** Start **

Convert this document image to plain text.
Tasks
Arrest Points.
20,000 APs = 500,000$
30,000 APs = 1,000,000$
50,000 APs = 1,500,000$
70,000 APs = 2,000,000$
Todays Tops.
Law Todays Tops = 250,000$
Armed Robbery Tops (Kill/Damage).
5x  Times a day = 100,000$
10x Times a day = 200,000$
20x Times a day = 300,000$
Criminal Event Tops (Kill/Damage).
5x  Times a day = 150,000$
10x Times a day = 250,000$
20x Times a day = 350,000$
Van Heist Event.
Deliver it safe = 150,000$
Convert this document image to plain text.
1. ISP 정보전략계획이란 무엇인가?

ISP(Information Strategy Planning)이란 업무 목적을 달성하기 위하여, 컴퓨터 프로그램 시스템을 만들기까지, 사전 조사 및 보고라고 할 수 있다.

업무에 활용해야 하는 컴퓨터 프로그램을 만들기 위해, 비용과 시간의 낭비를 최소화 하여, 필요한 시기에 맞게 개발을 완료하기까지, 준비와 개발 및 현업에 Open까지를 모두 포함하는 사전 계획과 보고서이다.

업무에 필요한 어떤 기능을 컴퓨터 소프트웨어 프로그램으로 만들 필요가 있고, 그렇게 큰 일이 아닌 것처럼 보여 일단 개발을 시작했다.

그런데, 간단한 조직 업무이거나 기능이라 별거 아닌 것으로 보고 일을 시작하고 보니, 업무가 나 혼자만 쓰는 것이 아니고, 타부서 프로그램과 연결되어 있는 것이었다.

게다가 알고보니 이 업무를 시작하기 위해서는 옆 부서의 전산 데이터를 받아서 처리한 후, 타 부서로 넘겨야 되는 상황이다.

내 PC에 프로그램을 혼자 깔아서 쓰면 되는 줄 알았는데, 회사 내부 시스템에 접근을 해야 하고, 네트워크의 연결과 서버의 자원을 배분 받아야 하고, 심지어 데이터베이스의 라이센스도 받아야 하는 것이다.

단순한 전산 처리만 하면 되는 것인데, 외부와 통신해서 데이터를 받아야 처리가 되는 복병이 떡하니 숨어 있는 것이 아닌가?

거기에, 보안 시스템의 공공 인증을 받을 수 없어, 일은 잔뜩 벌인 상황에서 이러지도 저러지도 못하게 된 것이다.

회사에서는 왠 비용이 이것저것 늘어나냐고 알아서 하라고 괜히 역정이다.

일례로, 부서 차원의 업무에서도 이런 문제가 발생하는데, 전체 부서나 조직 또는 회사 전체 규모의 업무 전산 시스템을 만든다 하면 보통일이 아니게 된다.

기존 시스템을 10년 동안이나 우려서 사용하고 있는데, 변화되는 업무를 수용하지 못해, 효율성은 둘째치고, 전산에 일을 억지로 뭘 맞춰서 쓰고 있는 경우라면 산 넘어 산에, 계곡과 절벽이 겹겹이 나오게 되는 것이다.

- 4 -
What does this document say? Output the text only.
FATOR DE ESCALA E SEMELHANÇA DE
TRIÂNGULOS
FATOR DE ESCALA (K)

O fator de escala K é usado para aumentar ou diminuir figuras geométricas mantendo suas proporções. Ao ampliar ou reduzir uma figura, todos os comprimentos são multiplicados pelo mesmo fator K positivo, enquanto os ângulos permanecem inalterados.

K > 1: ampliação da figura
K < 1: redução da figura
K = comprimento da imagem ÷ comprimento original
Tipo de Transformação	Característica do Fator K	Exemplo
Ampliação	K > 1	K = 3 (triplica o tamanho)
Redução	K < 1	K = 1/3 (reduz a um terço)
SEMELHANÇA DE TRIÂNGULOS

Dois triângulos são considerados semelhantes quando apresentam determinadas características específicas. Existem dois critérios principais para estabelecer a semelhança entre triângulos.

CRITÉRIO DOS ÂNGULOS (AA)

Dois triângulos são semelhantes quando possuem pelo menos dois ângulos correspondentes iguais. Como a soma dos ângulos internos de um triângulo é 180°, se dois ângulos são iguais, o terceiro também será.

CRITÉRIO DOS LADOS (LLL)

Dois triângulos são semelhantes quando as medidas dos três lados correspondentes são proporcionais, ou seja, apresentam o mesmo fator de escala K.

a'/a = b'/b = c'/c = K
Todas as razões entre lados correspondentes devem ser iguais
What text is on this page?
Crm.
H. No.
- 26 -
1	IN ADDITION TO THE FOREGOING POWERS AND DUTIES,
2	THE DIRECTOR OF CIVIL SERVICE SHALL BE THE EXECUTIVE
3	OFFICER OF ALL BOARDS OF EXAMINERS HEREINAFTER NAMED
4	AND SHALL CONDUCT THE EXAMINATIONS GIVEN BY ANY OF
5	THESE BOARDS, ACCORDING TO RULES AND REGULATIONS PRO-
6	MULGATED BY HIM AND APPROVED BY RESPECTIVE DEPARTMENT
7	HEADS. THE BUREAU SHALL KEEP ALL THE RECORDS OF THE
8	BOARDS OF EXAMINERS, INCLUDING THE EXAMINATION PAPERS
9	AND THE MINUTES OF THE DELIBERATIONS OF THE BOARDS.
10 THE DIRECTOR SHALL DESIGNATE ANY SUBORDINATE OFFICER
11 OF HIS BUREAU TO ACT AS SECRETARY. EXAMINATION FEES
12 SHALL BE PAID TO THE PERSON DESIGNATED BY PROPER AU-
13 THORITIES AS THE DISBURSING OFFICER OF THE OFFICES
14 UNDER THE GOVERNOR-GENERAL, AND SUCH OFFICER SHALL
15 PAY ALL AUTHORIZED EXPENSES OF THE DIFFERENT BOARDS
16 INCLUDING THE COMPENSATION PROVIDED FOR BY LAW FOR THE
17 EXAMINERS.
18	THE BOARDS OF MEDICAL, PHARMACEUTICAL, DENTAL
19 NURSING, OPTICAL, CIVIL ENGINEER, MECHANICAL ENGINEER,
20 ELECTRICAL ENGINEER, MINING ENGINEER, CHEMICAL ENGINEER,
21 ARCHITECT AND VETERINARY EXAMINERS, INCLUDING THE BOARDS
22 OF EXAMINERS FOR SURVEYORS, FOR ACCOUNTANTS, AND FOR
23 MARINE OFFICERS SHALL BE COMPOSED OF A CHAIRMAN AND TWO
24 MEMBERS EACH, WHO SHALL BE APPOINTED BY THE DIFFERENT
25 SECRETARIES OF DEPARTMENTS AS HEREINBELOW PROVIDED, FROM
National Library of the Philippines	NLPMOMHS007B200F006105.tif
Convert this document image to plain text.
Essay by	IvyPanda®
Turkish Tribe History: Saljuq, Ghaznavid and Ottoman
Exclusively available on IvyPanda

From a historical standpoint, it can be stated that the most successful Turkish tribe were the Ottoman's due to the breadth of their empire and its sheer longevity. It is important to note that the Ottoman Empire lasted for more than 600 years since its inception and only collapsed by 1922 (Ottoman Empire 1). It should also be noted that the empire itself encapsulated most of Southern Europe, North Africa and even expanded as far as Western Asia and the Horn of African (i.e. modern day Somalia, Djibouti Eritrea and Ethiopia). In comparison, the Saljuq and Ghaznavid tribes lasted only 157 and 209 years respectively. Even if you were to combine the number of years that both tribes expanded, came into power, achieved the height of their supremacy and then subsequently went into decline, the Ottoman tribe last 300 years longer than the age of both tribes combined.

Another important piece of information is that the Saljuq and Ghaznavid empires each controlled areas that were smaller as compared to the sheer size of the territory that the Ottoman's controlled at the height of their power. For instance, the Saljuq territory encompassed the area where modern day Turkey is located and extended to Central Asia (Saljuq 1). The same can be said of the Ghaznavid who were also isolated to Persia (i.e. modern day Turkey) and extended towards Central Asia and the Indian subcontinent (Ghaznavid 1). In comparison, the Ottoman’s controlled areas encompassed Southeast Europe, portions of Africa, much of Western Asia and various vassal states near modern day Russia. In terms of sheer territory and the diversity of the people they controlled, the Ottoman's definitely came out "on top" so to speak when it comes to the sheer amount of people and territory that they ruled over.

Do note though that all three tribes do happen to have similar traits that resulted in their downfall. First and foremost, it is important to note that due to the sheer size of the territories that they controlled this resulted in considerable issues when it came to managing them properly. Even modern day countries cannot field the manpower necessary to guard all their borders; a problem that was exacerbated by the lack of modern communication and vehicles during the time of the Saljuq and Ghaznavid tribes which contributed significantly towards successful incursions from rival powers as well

** End **

### TASK PROMPT
From the listing above, copy all lines holding the word "DIRECTOR".

### RESULT FOR THIS TASK
2	THE DIRECTOR OF CIVIL SERVICE SHALL BE THE EXECUTIVE
10 THE DIRECTOR SHALL DESIGNATE ANY SUBORDINATE OFFICER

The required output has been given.